▶ **Given exercise**
Say how many lines contain the word "bukunya". Only the number should be given.

Data items
◆ ◆ ◆

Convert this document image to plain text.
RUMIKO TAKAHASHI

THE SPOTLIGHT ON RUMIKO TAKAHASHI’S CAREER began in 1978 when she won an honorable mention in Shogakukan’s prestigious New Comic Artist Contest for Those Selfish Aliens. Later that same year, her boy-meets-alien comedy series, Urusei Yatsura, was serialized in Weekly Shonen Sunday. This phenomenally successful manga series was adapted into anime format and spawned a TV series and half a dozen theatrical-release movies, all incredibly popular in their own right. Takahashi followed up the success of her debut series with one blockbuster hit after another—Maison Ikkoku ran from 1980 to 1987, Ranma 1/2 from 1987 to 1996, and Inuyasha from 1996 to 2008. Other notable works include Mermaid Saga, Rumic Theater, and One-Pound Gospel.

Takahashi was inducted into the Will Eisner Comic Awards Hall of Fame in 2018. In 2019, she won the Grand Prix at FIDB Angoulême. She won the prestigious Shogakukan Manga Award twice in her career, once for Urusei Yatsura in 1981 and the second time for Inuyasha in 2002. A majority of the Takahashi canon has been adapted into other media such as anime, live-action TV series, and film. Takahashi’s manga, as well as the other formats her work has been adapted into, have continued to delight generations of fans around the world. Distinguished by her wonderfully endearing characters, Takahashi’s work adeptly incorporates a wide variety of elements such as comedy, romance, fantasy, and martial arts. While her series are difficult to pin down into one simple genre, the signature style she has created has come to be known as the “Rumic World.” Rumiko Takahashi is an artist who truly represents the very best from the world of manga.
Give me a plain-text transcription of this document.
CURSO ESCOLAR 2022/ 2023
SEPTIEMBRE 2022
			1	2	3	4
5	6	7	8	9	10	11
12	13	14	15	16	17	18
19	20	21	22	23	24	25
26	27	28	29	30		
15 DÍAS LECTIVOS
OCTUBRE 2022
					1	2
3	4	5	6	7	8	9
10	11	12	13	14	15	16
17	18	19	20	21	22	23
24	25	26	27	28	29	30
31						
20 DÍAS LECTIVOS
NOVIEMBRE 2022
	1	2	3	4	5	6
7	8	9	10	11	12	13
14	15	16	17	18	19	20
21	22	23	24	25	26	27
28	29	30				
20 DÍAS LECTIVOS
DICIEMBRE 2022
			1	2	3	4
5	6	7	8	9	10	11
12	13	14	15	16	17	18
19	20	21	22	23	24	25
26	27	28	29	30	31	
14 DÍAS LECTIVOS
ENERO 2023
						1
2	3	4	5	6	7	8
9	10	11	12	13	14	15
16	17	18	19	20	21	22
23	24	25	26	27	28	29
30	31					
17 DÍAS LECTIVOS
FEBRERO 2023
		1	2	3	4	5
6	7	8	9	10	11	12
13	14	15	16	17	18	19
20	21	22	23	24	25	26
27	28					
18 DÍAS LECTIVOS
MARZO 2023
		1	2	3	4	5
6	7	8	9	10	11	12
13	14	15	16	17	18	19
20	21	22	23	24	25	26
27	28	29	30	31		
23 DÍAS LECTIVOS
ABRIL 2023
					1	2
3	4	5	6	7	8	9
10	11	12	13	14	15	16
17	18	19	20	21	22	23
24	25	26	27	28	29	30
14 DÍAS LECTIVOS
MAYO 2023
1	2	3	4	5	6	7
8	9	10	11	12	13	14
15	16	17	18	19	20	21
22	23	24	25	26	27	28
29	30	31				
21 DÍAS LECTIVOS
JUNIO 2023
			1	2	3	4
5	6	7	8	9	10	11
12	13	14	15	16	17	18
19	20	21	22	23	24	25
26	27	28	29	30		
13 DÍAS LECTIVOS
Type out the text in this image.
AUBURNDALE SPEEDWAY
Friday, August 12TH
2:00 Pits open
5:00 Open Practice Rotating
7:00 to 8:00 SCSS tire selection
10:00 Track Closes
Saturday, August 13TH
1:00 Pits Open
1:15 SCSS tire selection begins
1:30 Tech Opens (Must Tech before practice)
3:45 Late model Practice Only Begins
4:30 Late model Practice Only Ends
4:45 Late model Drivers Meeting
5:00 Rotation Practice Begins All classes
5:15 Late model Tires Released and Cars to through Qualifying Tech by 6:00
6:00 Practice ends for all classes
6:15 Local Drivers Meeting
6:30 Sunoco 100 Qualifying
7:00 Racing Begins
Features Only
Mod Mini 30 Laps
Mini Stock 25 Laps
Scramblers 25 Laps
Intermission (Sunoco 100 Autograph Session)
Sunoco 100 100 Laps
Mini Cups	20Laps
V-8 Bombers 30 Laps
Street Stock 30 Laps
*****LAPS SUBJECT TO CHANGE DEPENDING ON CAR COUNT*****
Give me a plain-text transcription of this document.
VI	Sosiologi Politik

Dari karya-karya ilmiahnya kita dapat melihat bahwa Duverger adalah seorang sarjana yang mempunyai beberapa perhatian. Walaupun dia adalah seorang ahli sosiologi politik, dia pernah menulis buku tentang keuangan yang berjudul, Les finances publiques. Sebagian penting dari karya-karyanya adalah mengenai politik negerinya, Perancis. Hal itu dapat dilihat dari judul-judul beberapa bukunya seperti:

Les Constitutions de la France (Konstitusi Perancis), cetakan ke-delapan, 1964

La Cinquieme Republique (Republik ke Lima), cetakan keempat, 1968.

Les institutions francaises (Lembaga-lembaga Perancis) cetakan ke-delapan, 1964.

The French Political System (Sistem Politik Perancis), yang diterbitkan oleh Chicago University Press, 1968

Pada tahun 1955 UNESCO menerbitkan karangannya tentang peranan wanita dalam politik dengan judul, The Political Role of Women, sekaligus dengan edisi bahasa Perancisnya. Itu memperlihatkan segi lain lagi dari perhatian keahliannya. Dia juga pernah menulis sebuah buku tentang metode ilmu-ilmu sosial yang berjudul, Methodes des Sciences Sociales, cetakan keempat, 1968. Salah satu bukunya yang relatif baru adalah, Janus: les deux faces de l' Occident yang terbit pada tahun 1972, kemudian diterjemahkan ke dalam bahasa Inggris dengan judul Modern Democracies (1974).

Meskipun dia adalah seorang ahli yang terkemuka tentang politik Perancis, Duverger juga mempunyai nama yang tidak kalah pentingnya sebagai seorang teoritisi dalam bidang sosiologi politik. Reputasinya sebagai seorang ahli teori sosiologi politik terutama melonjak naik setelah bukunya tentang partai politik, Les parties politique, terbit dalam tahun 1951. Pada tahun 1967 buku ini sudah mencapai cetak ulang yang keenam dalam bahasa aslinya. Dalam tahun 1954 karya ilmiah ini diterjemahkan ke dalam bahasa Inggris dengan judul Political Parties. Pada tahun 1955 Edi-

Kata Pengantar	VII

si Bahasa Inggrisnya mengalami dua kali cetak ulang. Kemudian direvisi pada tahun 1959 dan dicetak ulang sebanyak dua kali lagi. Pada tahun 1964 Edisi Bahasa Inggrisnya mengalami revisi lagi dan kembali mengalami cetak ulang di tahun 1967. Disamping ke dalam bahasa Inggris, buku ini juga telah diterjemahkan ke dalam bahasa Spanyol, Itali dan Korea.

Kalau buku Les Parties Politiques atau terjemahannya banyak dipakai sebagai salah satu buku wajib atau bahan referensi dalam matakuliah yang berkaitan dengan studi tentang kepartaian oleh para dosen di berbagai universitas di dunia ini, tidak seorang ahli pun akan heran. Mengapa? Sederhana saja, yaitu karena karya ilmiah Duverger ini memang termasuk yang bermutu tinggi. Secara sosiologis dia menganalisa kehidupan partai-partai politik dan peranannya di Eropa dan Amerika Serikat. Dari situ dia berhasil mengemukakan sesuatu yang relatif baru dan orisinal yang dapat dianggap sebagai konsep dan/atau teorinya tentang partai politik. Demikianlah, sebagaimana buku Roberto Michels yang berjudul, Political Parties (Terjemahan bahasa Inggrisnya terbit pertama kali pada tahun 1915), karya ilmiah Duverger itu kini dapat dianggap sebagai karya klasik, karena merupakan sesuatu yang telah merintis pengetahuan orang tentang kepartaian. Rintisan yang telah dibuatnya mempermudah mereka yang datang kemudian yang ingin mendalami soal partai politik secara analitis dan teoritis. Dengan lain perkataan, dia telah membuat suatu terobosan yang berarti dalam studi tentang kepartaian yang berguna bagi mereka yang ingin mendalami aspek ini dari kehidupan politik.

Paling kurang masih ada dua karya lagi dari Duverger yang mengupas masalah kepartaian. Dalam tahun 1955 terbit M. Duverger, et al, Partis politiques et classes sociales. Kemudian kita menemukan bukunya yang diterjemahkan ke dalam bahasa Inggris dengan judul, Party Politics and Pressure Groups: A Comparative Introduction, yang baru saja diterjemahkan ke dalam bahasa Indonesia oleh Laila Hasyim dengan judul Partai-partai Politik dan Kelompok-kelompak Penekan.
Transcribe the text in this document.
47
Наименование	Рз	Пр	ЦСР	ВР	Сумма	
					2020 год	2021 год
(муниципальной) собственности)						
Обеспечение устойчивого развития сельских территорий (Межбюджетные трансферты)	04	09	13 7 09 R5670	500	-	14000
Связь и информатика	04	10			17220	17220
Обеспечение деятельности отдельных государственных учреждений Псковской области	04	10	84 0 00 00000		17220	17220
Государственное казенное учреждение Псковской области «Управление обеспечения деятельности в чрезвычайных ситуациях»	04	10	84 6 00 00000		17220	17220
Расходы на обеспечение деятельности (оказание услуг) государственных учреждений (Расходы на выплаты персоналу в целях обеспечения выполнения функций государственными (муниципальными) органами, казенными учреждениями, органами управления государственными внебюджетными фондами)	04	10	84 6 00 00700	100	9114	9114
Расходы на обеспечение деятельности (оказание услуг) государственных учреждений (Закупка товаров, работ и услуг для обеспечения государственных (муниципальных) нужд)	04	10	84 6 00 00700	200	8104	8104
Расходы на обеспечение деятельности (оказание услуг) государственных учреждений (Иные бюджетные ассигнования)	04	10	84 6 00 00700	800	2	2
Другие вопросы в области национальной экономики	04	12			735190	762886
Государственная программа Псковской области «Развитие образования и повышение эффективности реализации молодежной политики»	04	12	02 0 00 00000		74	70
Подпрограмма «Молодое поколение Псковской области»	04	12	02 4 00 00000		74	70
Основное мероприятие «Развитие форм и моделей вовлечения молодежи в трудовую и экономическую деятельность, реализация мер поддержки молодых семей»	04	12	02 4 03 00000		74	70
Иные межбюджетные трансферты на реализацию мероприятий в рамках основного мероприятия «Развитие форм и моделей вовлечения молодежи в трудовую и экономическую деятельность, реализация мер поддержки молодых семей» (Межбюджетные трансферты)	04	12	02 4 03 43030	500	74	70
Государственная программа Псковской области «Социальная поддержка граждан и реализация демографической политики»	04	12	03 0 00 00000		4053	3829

◆ ◆ ◆

▶ **Answer to this task**
4